■ **EXTRACTED ENTRIES**

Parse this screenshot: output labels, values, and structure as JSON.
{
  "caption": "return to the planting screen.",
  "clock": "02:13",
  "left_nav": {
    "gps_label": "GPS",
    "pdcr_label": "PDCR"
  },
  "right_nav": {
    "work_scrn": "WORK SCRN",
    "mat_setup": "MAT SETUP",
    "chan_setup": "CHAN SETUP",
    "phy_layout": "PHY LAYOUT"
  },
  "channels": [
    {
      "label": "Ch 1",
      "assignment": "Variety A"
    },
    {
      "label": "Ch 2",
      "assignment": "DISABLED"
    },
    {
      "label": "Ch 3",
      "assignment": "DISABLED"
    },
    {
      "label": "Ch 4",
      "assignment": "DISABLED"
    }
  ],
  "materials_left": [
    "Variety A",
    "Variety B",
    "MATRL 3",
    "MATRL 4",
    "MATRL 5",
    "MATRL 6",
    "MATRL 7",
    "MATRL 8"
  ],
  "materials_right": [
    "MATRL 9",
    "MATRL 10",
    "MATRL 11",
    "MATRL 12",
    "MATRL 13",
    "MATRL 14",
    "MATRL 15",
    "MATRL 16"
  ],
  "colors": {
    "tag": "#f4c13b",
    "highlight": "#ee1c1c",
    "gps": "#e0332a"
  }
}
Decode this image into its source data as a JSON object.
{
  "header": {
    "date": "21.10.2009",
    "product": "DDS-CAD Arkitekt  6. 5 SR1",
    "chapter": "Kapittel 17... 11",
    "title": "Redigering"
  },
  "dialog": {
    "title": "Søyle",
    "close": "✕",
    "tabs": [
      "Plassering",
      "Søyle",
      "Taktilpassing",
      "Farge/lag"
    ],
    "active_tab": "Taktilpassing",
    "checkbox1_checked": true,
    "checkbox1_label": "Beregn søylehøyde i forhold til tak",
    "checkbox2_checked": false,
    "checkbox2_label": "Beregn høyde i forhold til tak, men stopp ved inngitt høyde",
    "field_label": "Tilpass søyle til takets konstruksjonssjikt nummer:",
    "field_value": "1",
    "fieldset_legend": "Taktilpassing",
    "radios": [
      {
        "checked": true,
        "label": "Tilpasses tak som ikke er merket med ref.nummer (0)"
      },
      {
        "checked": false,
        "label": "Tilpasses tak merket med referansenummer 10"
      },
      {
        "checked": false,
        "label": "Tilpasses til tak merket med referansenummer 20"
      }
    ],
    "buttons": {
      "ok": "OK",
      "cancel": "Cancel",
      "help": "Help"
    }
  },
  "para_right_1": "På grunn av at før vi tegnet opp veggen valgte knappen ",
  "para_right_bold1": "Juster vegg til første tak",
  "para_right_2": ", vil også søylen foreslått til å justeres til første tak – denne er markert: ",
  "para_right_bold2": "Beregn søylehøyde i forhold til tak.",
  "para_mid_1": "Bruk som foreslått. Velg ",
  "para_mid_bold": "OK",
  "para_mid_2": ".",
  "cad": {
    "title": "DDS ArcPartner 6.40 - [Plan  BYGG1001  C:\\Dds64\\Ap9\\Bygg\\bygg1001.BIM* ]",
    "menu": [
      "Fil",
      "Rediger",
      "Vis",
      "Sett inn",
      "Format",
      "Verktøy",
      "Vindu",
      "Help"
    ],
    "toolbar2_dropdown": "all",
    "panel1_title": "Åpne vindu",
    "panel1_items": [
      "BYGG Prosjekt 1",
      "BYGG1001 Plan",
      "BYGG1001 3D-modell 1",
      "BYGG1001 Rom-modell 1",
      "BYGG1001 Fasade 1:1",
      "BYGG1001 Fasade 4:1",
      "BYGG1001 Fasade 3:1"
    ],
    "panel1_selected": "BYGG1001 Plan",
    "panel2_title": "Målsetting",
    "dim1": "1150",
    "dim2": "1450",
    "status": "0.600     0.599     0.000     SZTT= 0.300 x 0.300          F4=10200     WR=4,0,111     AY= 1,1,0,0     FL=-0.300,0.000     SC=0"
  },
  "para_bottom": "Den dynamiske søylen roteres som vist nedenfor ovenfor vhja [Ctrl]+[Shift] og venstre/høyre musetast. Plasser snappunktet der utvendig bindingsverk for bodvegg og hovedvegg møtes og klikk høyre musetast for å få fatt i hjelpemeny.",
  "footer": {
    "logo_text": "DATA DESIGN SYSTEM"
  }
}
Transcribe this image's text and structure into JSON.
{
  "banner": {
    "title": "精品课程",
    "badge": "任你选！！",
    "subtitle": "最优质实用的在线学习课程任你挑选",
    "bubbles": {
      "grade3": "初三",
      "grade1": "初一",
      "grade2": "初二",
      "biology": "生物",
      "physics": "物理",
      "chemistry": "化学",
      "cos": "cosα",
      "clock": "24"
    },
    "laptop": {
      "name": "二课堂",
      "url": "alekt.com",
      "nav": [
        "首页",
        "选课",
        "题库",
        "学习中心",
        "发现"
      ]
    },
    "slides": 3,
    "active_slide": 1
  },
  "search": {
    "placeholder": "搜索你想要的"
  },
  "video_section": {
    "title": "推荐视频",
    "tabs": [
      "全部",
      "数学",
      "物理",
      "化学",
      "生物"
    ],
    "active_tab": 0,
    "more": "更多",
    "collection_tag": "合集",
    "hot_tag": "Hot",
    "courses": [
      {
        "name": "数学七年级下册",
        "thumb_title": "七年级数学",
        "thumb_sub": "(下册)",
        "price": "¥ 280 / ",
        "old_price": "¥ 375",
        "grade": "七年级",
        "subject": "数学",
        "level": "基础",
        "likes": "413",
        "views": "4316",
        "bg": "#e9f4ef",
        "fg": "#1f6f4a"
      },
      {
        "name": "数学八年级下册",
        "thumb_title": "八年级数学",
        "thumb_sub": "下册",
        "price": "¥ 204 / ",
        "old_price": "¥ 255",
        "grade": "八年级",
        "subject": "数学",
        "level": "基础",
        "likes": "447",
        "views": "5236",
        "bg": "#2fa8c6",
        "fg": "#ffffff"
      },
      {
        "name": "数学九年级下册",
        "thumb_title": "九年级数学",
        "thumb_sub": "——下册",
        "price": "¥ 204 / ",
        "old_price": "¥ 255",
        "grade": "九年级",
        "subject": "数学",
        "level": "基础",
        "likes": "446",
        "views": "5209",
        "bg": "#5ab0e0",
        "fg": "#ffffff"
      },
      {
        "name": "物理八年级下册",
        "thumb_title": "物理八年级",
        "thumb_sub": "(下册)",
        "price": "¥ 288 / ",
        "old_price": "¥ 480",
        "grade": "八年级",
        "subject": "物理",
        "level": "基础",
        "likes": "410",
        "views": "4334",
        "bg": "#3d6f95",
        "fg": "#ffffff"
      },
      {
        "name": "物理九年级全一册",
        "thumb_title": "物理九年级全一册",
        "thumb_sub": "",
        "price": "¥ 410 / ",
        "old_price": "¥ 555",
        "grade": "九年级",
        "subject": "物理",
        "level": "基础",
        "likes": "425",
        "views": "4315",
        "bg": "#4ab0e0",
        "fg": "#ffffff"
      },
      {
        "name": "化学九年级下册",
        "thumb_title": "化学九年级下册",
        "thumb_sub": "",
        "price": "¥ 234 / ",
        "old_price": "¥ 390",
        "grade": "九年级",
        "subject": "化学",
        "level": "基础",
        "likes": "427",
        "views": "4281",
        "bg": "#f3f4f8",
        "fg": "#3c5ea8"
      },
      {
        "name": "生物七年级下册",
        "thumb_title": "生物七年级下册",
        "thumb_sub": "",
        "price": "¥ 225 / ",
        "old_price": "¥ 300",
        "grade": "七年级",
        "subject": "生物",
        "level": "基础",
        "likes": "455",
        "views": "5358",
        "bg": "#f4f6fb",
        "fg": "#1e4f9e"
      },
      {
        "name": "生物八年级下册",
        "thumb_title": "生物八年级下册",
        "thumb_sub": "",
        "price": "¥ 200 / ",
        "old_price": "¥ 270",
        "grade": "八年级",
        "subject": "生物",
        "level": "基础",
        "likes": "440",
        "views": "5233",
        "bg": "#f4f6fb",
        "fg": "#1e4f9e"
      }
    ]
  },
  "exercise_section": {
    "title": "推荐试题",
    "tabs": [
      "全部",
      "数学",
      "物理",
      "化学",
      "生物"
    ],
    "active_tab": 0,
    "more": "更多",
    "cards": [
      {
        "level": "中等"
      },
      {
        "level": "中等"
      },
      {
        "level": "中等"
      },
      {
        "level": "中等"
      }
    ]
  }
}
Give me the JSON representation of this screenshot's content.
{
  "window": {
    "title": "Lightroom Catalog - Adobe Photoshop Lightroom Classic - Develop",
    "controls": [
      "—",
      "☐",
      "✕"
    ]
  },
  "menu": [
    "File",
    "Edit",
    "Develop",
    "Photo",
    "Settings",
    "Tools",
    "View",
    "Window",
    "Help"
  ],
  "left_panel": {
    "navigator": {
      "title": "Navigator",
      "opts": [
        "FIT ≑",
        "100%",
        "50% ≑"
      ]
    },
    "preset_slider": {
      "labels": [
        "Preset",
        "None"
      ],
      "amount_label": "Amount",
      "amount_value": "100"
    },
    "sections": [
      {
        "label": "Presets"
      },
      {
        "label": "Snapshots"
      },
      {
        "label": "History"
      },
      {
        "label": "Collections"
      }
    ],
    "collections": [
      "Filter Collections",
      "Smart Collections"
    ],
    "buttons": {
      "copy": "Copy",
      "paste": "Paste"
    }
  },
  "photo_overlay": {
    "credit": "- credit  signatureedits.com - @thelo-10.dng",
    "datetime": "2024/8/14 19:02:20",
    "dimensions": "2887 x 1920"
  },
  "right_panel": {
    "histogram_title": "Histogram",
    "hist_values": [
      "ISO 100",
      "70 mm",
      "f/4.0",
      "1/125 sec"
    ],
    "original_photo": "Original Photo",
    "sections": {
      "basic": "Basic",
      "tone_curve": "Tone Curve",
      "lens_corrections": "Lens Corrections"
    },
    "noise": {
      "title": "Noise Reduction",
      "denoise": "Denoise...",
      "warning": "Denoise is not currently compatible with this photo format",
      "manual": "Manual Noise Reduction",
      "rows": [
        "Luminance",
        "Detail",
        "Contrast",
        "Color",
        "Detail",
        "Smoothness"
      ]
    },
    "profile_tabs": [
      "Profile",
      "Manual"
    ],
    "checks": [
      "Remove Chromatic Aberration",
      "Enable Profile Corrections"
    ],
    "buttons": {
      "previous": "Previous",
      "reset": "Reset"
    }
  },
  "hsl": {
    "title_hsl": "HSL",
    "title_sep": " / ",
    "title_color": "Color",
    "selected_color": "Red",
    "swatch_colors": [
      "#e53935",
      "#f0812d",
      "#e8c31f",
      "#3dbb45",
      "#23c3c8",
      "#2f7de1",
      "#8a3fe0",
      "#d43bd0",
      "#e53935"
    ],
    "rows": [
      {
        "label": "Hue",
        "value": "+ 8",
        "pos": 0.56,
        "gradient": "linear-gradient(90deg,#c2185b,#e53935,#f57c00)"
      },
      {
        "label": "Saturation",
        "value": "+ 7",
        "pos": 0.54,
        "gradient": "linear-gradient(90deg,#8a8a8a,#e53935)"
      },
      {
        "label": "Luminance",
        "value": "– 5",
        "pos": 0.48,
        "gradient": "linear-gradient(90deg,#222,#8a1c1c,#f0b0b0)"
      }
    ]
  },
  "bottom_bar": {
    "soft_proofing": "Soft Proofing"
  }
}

■ **DO THIS**
Select every line above that contains the word "første", and copy it.

■ **CORRECT RESPONSE**
  "para_right_bold1": "Juster vegg til første tak",
  "para_right_2": ", vil også søylen foreslått til å justeres til første tak – denne er markert: ",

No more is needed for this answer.